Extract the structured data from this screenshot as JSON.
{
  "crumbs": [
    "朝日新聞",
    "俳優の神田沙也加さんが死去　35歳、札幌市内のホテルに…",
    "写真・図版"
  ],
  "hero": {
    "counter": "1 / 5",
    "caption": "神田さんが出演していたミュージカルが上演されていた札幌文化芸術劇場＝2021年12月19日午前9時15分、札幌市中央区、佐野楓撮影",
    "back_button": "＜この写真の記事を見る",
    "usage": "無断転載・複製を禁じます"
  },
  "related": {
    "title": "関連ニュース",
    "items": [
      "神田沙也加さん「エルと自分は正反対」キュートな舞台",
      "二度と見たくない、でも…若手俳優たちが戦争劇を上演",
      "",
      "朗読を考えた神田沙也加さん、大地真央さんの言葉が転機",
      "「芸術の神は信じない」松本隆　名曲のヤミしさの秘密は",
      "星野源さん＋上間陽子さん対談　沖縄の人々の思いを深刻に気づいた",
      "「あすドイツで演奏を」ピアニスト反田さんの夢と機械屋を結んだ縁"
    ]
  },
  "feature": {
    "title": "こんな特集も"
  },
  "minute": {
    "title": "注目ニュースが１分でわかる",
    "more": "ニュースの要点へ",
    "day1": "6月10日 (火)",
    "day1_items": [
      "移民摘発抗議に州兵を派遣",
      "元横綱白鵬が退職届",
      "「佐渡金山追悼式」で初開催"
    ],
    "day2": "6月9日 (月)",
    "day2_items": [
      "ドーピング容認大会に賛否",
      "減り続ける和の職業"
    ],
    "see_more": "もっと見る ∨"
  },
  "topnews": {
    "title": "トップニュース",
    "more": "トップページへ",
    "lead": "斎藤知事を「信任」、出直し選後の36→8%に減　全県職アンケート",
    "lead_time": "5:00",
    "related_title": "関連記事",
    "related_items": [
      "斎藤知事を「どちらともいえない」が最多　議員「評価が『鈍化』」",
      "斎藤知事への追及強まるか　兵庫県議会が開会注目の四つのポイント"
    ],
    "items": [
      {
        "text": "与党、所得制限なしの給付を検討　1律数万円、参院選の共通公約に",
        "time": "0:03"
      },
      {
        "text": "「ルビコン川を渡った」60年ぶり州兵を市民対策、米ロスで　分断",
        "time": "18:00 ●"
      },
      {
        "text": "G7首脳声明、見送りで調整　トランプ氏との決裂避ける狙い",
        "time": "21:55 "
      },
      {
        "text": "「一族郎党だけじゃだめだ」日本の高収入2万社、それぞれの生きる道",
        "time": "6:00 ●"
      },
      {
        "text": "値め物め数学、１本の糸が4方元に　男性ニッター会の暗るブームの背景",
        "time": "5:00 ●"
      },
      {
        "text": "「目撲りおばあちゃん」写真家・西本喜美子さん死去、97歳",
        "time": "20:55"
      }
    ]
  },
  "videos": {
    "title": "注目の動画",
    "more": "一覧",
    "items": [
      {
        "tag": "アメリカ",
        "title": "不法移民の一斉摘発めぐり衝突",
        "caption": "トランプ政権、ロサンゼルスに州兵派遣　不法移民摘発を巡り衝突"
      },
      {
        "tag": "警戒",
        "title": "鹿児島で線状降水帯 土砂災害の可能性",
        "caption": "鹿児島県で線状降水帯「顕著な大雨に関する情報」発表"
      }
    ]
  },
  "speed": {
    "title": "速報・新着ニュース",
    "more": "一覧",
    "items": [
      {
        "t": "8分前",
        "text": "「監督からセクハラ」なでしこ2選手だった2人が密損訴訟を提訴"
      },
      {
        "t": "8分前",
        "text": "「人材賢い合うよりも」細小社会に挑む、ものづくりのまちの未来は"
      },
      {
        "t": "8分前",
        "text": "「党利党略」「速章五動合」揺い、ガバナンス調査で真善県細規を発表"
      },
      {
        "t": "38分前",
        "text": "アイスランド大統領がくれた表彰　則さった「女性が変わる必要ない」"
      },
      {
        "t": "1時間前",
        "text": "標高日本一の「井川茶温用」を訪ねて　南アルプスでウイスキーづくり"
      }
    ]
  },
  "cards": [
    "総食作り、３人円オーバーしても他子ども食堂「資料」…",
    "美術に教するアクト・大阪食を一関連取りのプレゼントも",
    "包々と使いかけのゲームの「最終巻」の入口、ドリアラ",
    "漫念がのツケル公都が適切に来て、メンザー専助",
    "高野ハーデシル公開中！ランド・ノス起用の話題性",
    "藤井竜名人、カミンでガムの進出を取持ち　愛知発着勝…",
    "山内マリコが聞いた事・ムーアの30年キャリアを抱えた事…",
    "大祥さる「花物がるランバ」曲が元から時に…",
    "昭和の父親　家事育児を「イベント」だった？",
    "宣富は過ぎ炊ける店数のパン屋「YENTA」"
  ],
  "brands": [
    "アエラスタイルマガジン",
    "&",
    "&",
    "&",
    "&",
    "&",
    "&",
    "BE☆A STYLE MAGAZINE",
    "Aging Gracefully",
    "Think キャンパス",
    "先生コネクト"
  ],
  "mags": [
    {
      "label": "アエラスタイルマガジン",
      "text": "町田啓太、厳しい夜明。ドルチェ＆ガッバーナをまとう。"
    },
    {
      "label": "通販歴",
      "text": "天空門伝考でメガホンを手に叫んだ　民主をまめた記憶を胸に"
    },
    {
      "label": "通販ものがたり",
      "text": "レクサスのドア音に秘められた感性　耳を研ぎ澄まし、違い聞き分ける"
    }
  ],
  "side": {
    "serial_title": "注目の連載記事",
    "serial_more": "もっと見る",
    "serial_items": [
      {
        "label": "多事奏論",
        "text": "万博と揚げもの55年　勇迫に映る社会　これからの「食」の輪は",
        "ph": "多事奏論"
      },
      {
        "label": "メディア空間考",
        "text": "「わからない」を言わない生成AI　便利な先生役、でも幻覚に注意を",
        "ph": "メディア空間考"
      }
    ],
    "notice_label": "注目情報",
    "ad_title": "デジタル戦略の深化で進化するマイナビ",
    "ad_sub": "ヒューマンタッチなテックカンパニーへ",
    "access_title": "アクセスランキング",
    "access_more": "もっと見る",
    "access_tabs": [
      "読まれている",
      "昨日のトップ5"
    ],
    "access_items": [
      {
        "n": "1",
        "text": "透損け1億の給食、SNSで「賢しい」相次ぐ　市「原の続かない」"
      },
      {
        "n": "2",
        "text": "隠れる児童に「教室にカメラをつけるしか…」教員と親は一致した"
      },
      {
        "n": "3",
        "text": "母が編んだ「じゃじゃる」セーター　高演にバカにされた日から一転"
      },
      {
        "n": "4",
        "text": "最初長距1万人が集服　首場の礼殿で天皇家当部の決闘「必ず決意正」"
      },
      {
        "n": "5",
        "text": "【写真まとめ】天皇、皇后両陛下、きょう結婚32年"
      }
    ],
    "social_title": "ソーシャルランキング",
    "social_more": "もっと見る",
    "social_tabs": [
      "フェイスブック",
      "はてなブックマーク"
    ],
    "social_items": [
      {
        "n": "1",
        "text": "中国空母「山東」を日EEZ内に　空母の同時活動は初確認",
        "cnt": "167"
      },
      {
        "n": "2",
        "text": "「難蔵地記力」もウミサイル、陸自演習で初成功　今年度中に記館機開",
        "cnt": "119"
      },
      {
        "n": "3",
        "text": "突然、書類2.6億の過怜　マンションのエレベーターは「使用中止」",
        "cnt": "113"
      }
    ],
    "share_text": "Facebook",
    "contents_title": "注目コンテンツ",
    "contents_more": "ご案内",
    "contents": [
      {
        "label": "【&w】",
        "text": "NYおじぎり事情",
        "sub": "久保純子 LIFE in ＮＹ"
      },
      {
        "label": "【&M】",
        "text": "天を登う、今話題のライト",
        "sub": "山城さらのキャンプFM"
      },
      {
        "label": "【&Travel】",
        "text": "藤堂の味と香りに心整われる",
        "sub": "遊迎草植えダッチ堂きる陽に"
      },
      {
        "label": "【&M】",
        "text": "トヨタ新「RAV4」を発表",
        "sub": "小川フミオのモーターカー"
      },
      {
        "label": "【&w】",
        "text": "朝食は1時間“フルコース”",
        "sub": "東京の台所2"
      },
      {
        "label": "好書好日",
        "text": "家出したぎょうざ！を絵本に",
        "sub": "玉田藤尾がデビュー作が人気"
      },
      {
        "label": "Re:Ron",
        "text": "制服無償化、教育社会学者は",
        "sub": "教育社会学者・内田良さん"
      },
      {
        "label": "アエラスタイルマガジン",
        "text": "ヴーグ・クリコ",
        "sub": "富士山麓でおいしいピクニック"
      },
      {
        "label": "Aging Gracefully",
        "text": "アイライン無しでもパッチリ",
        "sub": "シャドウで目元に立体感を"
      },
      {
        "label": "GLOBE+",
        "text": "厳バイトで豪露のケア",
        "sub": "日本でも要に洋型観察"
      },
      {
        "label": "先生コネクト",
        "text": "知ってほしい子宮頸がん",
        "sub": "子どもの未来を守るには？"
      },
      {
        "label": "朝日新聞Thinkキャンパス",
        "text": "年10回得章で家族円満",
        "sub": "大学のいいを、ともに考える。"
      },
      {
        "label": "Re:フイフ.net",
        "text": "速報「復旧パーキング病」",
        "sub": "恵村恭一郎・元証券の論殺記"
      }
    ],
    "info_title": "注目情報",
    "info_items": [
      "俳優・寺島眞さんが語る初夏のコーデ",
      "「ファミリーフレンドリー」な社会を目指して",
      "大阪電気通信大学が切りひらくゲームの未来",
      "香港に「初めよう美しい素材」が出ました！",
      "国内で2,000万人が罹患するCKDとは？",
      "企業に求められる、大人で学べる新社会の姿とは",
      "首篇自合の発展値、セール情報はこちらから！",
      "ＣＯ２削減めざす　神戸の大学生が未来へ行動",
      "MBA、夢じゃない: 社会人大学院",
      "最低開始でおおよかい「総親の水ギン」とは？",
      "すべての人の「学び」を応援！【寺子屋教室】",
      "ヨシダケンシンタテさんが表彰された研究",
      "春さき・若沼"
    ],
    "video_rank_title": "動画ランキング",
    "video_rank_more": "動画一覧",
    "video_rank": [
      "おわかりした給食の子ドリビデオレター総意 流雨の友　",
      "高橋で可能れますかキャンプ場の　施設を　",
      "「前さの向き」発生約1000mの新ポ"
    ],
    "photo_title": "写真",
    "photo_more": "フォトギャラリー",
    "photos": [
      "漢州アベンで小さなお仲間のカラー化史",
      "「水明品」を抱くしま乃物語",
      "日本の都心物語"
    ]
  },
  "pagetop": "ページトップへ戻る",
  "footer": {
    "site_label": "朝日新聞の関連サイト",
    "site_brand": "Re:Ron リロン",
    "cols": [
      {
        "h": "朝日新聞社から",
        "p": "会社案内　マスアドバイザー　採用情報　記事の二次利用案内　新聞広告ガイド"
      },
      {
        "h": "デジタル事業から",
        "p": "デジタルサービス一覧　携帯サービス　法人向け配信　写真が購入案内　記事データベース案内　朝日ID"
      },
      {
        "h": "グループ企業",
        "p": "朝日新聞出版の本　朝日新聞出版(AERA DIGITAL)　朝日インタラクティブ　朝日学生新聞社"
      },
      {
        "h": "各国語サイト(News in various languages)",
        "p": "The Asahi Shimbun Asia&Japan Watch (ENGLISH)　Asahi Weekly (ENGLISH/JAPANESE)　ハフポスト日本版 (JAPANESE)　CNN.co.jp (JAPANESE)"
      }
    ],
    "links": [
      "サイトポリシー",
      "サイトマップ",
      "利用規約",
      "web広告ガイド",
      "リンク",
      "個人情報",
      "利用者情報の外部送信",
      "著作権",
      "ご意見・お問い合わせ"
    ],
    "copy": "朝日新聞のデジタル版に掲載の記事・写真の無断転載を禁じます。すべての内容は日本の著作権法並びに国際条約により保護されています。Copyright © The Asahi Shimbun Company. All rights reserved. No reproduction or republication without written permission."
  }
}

- TASK OBJECTIVE:
Looking at the entries above, state how many lines contain "アエラスタイルマガジン"; give the number alone.

- THE REPLY:
3